EXERCISE DIRECTIONS: Repeat each entry exactly and drop the pictures.

§ §

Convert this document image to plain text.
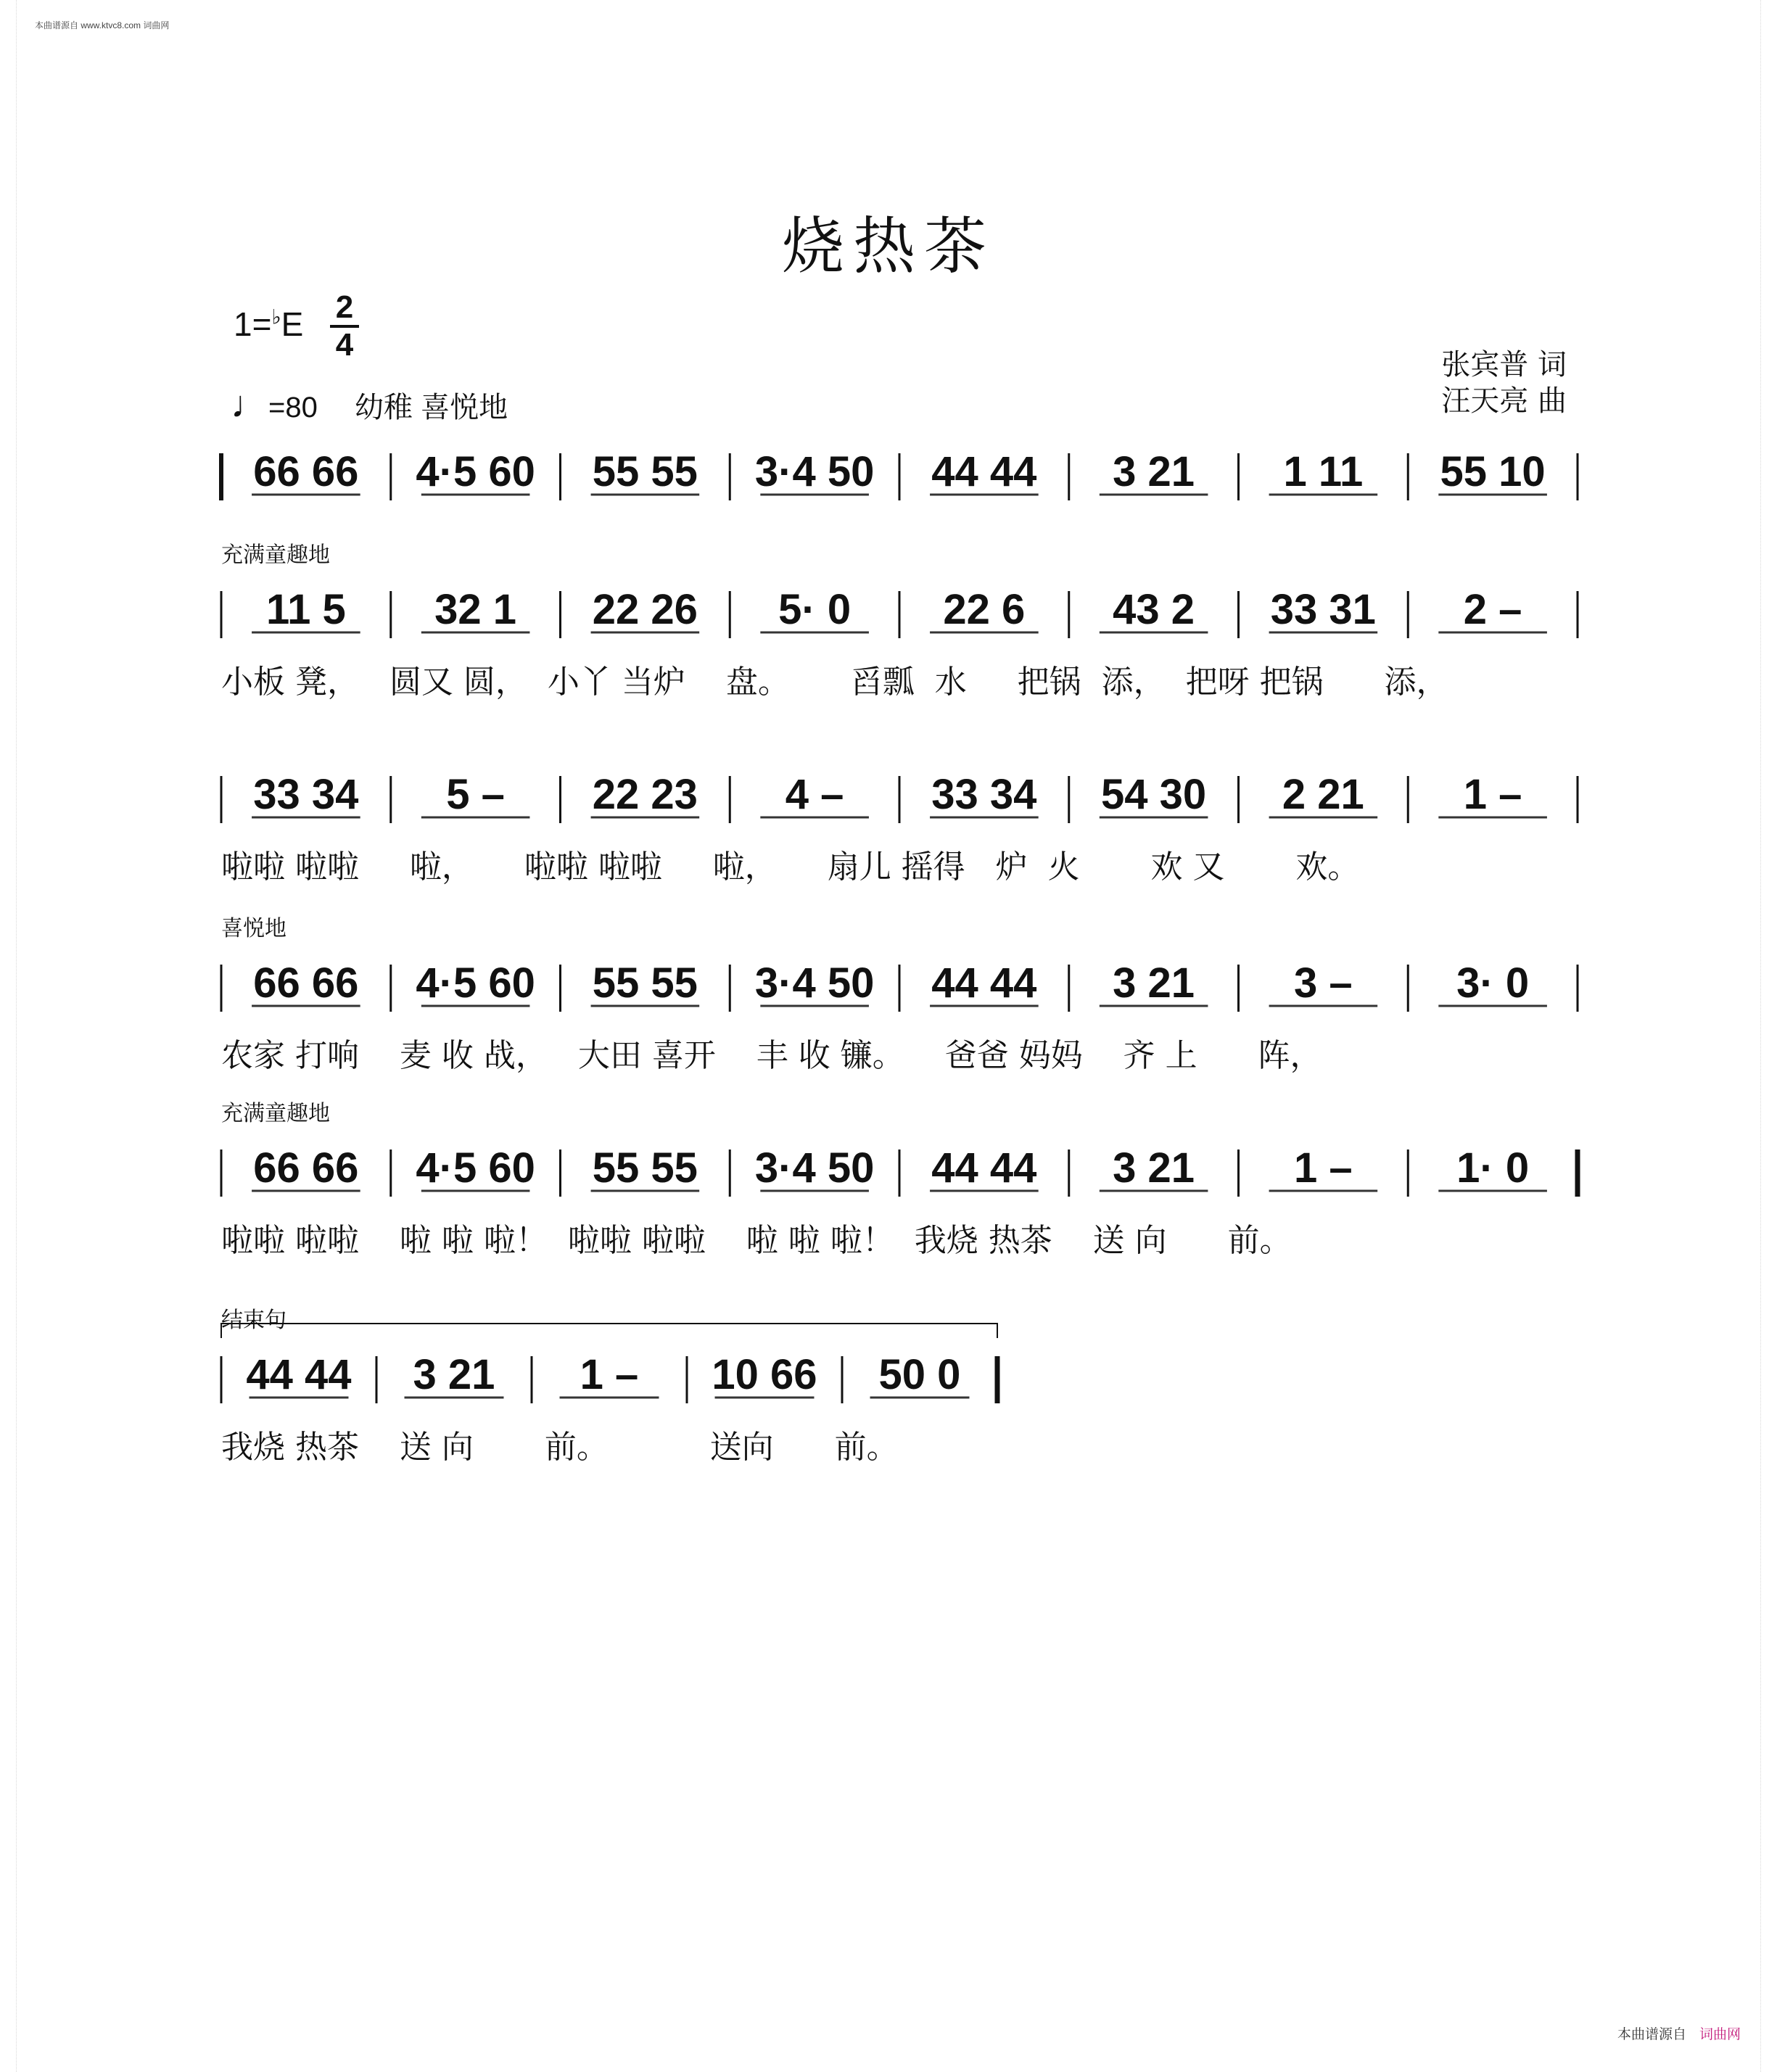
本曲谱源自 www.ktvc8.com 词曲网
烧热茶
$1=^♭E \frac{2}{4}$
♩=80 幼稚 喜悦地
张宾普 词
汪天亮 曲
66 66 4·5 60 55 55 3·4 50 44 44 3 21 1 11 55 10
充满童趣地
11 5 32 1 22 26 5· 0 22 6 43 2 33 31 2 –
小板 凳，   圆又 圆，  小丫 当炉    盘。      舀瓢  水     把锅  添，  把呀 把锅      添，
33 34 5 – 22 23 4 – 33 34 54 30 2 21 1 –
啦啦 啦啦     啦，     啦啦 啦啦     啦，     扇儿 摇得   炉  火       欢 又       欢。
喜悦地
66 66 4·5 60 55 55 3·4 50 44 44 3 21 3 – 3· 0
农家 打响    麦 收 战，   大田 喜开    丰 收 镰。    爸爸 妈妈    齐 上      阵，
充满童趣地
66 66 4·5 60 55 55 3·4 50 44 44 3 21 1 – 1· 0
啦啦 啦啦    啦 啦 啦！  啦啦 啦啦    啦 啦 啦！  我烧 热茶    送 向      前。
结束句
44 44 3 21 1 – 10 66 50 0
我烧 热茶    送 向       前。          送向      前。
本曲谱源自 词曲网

§ §

REPLY TO THE EXERCISE:
Convert this document image to plain text.
本曲谱源自 www.ktvc8.com 词曲网
烧热茶
$1=^♭E \frac{2}{4}$
♩=80 幼稚 喜悦地
张宾普 词
汪天亮 曲
66 66 4·5 60 55 55 3·4 50 44 44 3 21 1 11 55 10
充满童趣地
11 5 32 1 22 26 5· 0 22 6 43 2 33 31 2 –
小板 凳，   圆又 圆，  小丫 当炉    盘。      舀瓢  水     把锅  添，  把呀 把锅      添，
33 34 5 – 22 23 4 – 33 34 54 30 2 21 1 –
啦啦 啦啦     啦，     啦啦 啦啦     啦，     扇儿 摇得   炉  火       欢 又       欢。
喜悦地
66 66 4·5 60 55 55 3·4 50 44 44 3 21 3 – 3· 0
农家 打响    麦 收 战，   大田 喜开    丰 收 镰。    爸爸 妈妈    齐 上      阵，
充满童趣地
66 66 4·5 60 55 55 3·4 50 44 44 3 21 1 – 1· 0
啦啦 啦啦    啦 啦 啦！  啦啦 啦啦    啦 啦 啦！  我烧 热茶    送 向      前。
结束句
44 44 3 21 1 – 10 66 50 0
我烧 热茶    送 向       前。          送向      前。
本曲谱源自 词曲网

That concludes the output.